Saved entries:
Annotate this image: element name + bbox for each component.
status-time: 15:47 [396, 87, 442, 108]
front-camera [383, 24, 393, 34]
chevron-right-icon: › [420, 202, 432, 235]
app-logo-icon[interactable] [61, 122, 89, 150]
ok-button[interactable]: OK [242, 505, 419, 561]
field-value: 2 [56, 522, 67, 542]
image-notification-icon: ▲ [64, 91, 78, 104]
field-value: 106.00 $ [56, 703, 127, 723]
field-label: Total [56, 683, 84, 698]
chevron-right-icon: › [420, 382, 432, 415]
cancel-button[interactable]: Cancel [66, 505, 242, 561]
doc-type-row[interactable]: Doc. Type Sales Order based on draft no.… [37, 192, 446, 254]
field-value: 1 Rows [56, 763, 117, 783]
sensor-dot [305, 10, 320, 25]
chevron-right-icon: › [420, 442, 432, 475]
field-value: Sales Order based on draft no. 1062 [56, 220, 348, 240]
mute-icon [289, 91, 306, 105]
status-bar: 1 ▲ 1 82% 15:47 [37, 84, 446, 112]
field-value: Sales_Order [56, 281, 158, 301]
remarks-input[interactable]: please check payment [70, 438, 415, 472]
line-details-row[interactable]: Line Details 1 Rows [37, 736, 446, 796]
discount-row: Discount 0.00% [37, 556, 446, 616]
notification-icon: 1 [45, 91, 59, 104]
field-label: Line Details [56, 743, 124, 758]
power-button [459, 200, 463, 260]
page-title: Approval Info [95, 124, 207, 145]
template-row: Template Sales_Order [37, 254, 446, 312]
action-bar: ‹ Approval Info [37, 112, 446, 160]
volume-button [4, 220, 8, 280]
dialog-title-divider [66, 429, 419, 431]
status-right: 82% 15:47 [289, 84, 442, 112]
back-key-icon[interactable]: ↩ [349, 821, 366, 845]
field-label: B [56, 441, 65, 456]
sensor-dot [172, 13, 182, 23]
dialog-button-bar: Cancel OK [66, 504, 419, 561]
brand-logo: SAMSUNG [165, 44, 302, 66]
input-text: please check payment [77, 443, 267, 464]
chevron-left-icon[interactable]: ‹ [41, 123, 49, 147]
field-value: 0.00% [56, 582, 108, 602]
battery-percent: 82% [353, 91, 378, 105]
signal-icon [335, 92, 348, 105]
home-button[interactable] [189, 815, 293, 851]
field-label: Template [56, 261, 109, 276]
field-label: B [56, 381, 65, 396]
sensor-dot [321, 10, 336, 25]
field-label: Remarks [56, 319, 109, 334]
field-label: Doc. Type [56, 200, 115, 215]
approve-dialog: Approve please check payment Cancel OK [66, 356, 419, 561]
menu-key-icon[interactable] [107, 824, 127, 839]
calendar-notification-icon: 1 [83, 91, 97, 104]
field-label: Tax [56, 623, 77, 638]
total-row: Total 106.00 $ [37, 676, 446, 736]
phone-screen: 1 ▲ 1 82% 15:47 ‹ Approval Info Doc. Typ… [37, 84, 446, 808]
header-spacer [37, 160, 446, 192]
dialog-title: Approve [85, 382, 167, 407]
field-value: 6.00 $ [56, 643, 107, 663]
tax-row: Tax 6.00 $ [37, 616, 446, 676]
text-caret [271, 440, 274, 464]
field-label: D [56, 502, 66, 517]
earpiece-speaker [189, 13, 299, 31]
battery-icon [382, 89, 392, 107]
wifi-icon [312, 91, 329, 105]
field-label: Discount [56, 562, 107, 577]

WHAT YOU SHOULD DO: Repeat all the lines of the items above, changing every "field-label" to "field-name" and leaving everything else unchanged.

OUTPUT BELOW:
Annotate this image: element name + bbox for each component.
status-time: 15:47 [396, 87, 442, 108]
front-camera [383, 24, 393, 34]
chevron-right-icon: › [420, 202, 432, 235]
app-logo-icon[interactable] [61, 122, 89, 150]
ok-button[interactable]: OK [242, 505, 419, 561]
field-value: 2 [56, 522, 67, 542]
image-notification-icon: ▲ [64, 91, 78, 104]
field-value: 106.00 $ [56, 703, 127, 723]
field-name: Total [56, 683, 84, 698]
chevron-right-icon: › [420, 382, 432, 415]
cancel-button[interactable]: Cancel [66, 505, 242, 561]
doc-type-row[interactable]: Doc. Type Sales Order based on draft no.… [37, 192, 446, 254]
field-value: 1 Rows [56, 763, 117, 783]
sensor-dot [305, 10, 320, 25]
chevron-right-icon: › [420, 442, 432, 475]
field-value: Sales Order based on draft no. 1062 [56, 220, 348, 240]
mute-icon [289, 91, 306, 105]
status-bar: 1 ▲ 1 82% 15:47 [37, 84, 446, 112]
field-value: Sales_Order [56, 281, 158, 301]
remarks-input[interactable]: please check payment [70, 438, 415, 472]
line-details-row[interactable]: Line Details 1 Rows [37, 736, 446, 796]
discount-row: Discount 0.00% [37, 556, 446, 616]
notification-icon: 1 [45, 91, 59, 104]
field-name: Line Details [56, 743, 124, 758]
power-button [459, 200, 463, 260]
page-title: Approval Info [95, 124, 207, 145]
template-row: Template Sales_Order [37, 254, 446, 312]
action-bar: ‹ Approval Info [37, 112, 446, 160]
volume-button [4, 220, 8, 280]
dialog-title-divider [66, 429, 419, 431]
status-right: 82% 15:47 [289, 84, 442, 112]
back-key-icon[interactable]: ↩ [349, 821, 366, 845]
field-name: B [56, 441, 65, 456]
sensor-dot [172, 13, 182, 23]
dialog-button-bar: Cancel OK [66, 504, 419, 561]
brand-logo: SAMSUNG [165, 44, 302, 66]
input-text: please check payment [77, 443, 267, 464]
chevron-left-icon[interactable]: ‹ [41, 123, 49, 147]
field-value: 0.00% [56, 582, 108, 602]
battery-percent: 82% [353, 91, 378, 105]
signal-icon [335, 92, 348, 105]
home-button[interactable] [189, 815, 293, 851]
field-name: Template [56, 261, 109, 276]
field-name: B [56, 381, 65, 396]
sensor-dot [321, 10, 336, 25]
field-name: Remarks [56, 319, 109, 334]
field-name: Doc. Type [56, 200, 115, 215]
approve-dialog: Approve please check payment Cancel OK [66, 356, 419, 561]
menu-key-icon[interactable] [107, 824, 127, 839]
calendar-notification-icon: 1 [83, 91, 97, 104]
field-name: Tax [56, 623, 77, 638]
total-row: Total 106.00 $ [37, 676, 446, 736]
phone-screen: 1 ▲ 1 82% 15:47 ‹ Approval Info Doc. Typ… [37, 84, 446, 808]
header-spacer [37, 160, 446, 192]
dialog-title: Approve [85, 382, 167, 407]
field-value: 6.00 $ [56, 643, 107, 663]
tax-row: Tax 6.00 $ [37, 616, 446, 676]
text-caret [271, 440, 274, 464]
field-name: D [56, 502, 66, 517]
earpiece-speaker [189, 13, 299, 31]
battery-icon [382, 89, 392, 107]
wifi-icon [312, 91, 329, 105]
field-name: Discount [56, 562, 107, 577]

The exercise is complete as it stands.